## [DATA TO PROCESS]
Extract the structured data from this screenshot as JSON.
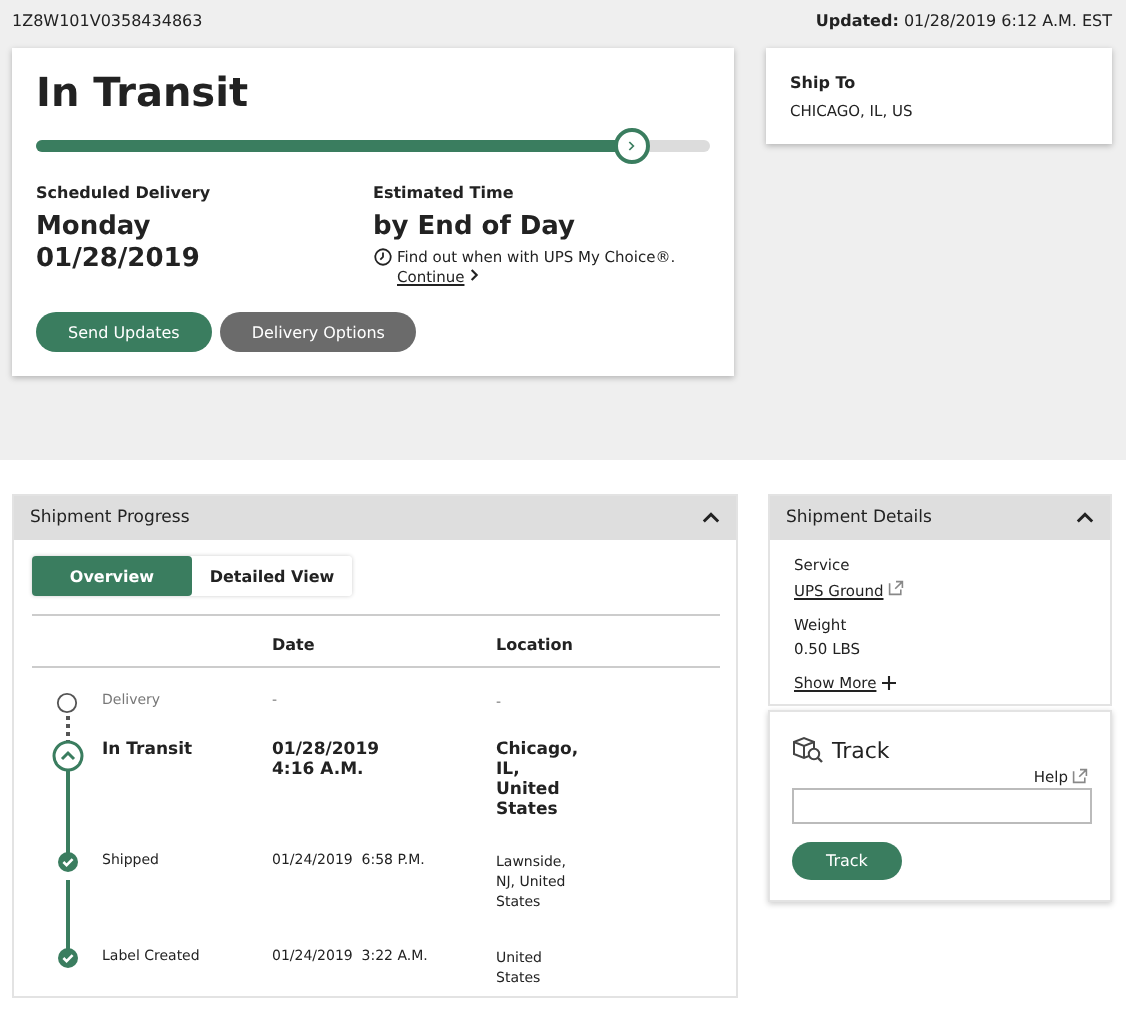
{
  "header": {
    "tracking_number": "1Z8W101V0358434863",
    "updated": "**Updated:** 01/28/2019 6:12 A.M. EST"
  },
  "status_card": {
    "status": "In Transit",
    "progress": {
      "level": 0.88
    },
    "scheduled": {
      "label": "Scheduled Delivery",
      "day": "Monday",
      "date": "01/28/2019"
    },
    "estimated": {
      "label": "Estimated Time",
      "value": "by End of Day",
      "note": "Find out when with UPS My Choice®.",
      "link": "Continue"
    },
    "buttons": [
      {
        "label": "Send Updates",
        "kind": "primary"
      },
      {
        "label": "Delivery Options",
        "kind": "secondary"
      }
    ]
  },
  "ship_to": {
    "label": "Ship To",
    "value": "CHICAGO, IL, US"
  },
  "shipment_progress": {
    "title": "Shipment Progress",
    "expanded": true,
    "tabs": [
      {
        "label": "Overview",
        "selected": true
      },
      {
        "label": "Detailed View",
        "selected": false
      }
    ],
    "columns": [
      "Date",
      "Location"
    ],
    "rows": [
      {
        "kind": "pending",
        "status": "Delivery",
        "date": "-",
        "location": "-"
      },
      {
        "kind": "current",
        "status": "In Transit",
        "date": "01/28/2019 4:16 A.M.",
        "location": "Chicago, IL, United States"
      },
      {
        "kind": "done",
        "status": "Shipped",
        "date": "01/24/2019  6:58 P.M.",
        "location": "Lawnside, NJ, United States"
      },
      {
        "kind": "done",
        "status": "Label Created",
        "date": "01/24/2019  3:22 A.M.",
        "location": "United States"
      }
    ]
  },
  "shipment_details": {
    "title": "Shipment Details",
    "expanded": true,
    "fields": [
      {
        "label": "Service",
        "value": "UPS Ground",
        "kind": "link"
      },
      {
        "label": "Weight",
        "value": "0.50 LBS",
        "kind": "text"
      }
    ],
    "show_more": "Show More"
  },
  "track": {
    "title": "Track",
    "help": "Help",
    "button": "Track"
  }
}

...

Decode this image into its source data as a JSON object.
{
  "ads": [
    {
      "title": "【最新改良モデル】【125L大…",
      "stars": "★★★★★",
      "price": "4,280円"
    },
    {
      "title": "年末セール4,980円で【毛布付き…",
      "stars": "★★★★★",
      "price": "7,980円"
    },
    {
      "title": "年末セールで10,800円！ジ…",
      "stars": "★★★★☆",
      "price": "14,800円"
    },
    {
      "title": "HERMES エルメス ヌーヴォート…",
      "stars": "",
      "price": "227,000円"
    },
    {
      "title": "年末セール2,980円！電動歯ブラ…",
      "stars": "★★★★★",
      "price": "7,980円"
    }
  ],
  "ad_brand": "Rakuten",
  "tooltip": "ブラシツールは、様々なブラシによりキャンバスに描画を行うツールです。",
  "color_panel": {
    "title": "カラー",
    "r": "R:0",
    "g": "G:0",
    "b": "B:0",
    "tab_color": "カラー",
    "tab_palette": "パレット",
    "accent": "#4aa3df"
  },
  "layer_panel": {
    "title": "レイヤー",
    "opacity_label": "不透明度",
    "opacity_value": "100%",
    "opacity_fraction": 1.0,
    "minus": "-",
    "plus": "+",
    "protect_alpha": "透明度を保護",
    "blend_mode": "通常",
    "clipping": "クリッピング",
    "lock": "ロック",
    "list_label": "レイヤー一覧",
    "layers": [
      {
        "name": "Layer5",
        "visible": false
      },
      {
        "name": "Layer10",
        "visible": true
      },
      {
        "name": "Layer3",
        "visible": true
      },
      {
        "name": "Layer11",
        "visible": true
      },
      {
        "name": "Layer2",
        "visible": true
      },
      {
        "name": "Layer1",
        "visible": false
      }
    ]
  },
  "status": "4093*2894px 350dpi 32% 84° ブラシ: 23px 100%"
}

==

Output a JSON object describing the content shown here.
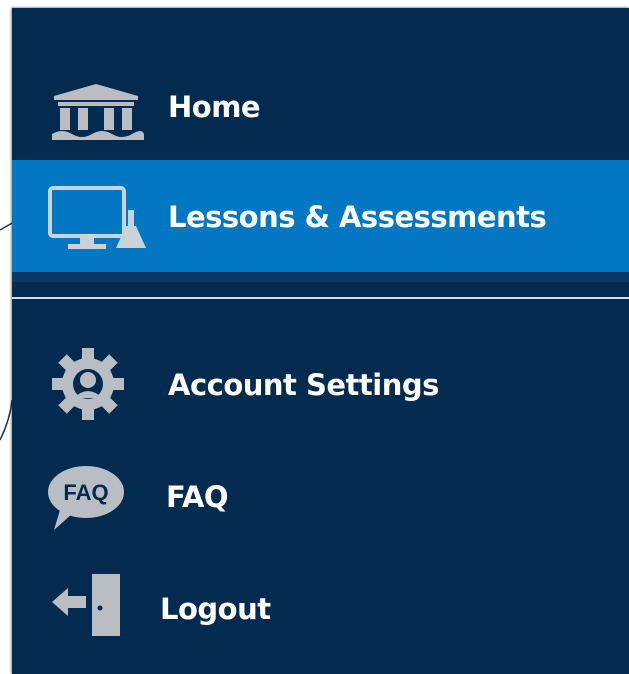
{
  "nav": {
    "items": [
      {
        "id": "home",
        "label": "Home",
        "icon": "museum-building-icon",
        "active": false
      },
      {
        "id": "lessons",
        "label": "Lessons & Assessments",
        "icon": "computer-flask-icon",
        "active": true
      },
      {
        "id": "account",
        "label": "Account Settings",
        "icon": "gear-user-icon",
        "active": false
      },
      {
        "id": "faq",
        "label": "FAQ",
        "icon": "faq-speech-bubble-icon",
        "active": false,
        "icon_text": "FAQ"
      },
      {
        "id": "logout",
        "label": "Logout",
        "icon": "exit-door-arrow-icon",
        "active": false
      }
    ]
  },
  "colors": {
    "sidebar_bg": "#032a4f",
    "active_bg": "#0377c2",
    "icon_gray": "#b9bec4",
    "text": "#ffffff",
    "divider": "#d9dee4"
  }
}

## [EXERCISE REQUIREMENTS]
Take every line that includes the string "United" and copy it.

## [RESPONSE FOR THIS EXERCISE]
        "location": "Chicago, IL, United States"
        "location": "Lawnside, NJ, United States"
        "location": "United States"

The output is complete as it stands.